§ **Your task**
The records below must be duplicated exactly, character for character.

§ **Stored items**
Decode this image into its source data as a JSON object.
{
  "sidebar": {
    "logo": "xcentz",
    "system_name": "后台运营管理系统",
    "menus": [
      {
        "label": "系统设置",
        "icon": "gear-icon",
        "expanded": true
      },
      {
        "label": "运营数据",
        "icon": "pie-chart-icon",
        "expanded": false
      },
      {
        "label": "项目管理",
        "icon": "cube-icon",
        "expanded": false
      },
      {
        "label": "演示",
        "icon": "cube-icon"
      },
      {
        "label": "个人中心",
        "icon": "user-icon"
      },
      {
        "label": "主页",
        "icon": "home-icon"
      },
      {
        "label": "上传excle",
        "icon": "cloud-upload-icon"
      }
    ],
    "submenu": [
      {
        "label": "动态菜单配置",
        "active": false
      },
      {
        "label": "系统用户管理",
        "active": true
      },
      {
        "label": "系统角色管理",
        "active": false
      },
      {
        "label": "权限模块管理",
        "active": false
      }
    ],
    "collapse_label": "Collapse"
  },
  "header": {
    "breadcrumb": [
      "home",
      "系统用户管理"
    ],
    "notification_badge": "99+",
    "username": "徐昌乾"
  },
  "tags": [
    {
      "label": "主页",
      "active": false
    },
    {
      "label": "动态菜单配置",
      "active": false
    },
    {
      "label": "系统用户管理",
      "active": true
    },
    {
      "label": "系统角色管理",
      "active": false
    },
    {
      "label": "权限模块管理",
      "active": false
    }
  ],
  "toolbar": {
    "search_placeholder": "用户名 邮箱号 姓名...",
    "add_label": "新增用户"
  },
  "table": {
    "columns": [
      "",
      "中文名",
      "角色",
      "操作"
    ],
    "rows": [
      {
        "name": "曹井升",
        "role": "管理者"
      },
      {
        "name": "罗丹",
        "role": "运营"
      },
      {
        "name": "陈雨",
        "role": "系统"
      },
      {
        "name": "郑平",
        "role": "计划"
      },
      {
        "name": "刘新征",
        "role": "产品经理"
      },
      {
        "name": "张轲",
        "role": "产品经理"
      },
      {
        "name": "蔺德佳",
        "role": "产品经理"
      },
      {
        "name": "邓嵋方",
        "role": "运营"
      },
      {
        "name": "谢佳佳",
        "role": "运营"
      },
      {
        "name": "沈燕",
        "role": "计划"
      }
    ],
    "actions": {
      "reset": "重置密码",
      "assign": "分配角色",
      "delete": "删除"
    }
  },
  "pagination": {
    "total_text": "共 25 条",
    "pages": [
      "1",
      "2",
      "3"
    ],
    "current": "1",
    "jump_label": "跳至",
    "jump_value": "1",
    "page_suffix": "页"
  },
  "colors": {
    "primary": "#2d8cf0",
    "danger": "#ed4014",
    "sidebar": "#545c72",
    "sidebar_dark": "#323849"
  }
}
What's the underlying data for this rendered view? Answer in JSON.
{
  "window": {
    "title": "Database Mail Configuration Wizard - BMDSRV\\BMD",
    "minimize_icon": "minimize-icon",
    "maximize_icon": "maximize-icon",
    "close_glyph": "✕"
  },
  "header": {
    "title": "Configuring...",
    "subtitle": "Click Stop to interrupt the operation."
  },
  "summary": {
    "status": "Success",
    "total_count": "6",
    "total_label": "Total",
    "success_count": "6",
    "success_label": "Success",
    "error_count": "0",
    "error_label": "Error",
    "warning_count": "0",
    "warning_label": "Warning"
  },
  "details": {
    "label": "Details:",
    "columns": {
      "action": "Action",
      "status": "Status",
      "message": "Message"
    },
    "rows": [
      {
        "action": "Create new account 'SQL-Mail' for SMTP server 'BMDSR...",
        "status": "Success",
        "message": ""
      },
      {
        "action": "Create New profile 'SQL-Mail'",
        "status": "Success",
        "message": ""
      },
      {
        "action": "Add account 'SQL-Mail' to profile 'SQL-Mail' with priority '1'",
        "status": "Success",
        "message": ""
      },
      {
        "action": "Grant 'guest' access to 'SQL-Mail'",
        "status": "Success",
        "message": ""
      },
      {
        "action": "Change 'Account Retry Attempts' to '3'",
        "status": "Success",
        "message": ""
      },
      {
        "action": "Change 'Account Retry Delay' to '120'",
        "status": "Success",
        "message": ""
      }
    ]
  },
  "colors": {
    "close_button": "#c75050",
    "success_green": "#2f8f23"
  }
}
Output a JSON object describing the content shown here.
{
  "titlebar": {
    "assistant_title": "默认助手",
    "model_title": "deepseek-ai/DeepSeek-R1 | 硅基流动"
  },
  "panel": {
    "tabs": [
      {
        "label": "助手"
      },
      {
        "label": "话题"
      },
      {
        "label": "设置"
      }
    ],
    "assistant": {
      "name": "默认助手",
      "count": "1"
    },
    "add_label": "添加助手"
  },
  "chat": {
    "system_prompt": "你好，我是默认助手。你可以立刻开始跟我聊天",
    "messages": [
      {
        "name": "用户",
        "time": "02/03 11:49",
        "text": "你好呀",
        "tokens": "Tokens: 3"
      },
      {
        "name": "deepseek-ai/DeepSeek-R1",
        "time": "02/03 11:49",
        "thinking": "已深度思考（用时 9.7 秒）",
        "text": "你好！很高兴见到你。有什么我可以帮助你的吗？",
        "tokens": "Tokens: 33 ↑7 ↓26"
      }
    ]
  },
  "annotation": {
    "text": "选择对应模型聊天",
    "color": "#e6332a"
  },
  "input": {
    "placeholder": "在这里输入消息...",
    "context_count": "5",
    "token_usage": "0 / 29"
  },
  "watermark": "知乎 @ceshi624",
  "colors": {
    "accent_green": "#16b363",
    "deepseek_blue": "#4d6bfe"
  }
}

§ **Finished answer**
Decode this image into its source data as a JSON object.
{
  "sidebar": {
    "logo": "xcentz",
    "system_name": "后台运营管理系统",
    "menus": [
      {
        "label": "系统设置",
        "icon": "gear-icon",
        "expanded": true
      },
      {
        "label": "运营数据",
        "icon": "pie-chart-icon",
        "expanded": false
      },
      {
        "label": "项目管理",
        "icon": "cube-icon",
        "expanded": false
      },
      {
        "label": "演示",
        "icon": "cube-icon"
      },
      {
        "label": "个人中心",
        "icon": "user-icon"
      },
      {
        "label": "主页",
        "icon": "home-icon"
      },
      {
        "label": "上传excle",
        "icon": "cloud-upload-icon"
      }
    ],
    "submenu": [
      {
        "label": "动态菜单配置",
        "active": false
      },
      {
        "label": "系统用户管理",
        "active": true
      },
      {
        "label": "系统角色管理",
        "active": false
      },
      {
        "label": "权限模块管理",
        "active": false
      }
    ],
    "collapse_label": "Collapse"
  },
  "header": {
    "breadcrumb": [
      "home",
      "系统用户管理"
    ],
    "notification_badge": "99+",
    "username": "徐昌乾"
  },
  "tags": [
    {
      "label": "主页",
      "active": false
    },
    {
      "label": "动态菜单配置",
      "active": false
    },
    {
      "label": "系统用户管理",
      "active": true
    },
    {
      "label": "系统角色管理",
      "active": false
    },
    {
      "label": "权限模块管理",
      "active": false
    }
  ],
  "toolbar": {
    "search_placeholder": "用户名 邮箱号 姓名...",
    "add_label": "新增用户"
  },
  "table": {
    "columns": [
      "",
      "中文名",
      "角色",
      "操作"
    ],
    "rows": [
      {
        "name": "曹井升",
        "role": "管理者"
      },
      {
        "name": "罗丹",
        "role": "运营"
      },
      {
        "name": "陈雨",
        "role": "系统"
      },
      {
        "name": "郑平",
        "role": "计划"
      },
      {
        "name": "刘新征",
        "role": "产品经理"
      },
      {
        "name": "张轲",
        "role": "产品经理"
      },
      {
        "name": "蔺德佳",
        "role": "产品经理"
      },
      {
        "name": "邓嵋方",
        "role": "运营"
      },
      {
        "name": "谢佳佳",
        "role": "运营"
      },
      {
        "name": "沈燕",
        "role": "计划"
      }
    ],
    "actions": {
      "reset": "重置密码",
      "assign": "分配角色",
      "delete": "删除"
    }
  },
  "pagination": {
    "total_text": "共 25 条",
    "pages": [
      "1",
      "2",
      "3"
    ],
    "current": "1",
    "jump_label": "跳至",
    "jump_value": "1",
    "page_suffix": "页"
  },
  "colors": {
    "primary": "#2d8cf0",
    "danger": "#ed4014",
    "sidebar": "#545c72",
    "sidebar_dark": "#323849"
  }
}
What's the underlying data for this rendered view? Answer in JSON.
{
  "window": {
    "title": "Database Mail Configuration Wizard - BMDSRV\\BMD",
    "minimize_icon": "minimize-icon",
    "maximize_icon": "maximize-icon",
    "close_glyph": "✕"
  },
  "header": {
    "title": "Configuring...",
    "subtitle": "Click Stop to interrupt the operation."
  },
  "summary": {
    "status": "Success",
    "total_count": "6",
    "total_label": "Total",
    "success_count": "6",
    "success_label": "Success",
    "error_count": "0",
    "error_label": "Error",
    "warning_count": "0",
    "warning_label": "Warning"
  },
  "details": {
    "label": "Details:",
    "columns": {
      "action": "Action",
      "status": "Status",
      "message": "Message"
    },
    "rows": [
      {
        "action": "Create new account 'SQL-Mail' for SMTP server 'BMDSR...",
        "status": "Success",
        "message": ""
      },
      {
        "action": "Create New profile 'SQL-Mail'",
        "status": "Success",
        "message": ""
      },
      {
        "action": "Add account 'SQL-Mail' to profile 'SQL-Mail' with priority '1'",
        "status": "Success",
        "message": ""
      },
      {
        "action": "Grant 'guest' access to 'SQL-Mail'",
        "status": "Success",
        "message": ""
      },
      {
        "action": "Change 'Account Retry Attempts' to '3'",
        "status": "Success",
        "message": ""
      },
      {
        "action": "Change 'Account Retry Delay' to '120'",
        "status": "Success",
        "message": ""
      }
    ]
  },
  "colors": {
    "close_button": "#c75050",
    "success_green": "#2f8f23"
  }
}
Output a JSON object describing the content shown here.
{
  "titlebar": {
    "assistant_title": "默认助手",
    "model_title": "deepseek-ai/DeepSeek-R1 | 硅基流动"
  },
  "panel": {
    "tabs": [
      {
        "label": "助手"
      },
      {
        "label": "话题"
      },
      {
        "label": "设置"
      }
    ],
    "assistant": {
      "name": "默认助手",
      "count": "1"
    },
    "add_label": "添加助手"
  },
  "chat": {
    "system_prompt": "你好，我是默认助手。你可以立刻开始跟我聊天",
    "messages": [
      {
        "name": "用户",
        "time": "02/03 11:49",
        "text": "你好呀",
        "tokens": "Tokens: 3"
      },
      {
        "name": "deepseek-ai/DeepSeek-R1",
        "time": "02/03 11:49",
        "thinking": "已深度思考（用时 9.7 秒）",
        "text": "你好！很高兴见到你。有什么我可以帮助你的吗？",
        "tokens": "Tokens: 33 ↑7 ↓26"
      }
    ]
  },
  "annotation": {
    "text": "选择对应模型聊天",
    "color": "#e6332a"
  },
  "input": {
    "placeholder": "在这里输入消息...",
    "context_count": "5",
    "token_usage": "0 / 29"
  },
  "watermark": "知乎 @ceshi624",
  "colors": {
    "accent_green": "#16b363",
    "deepseek_blue": "#4d6bfe"
  }
}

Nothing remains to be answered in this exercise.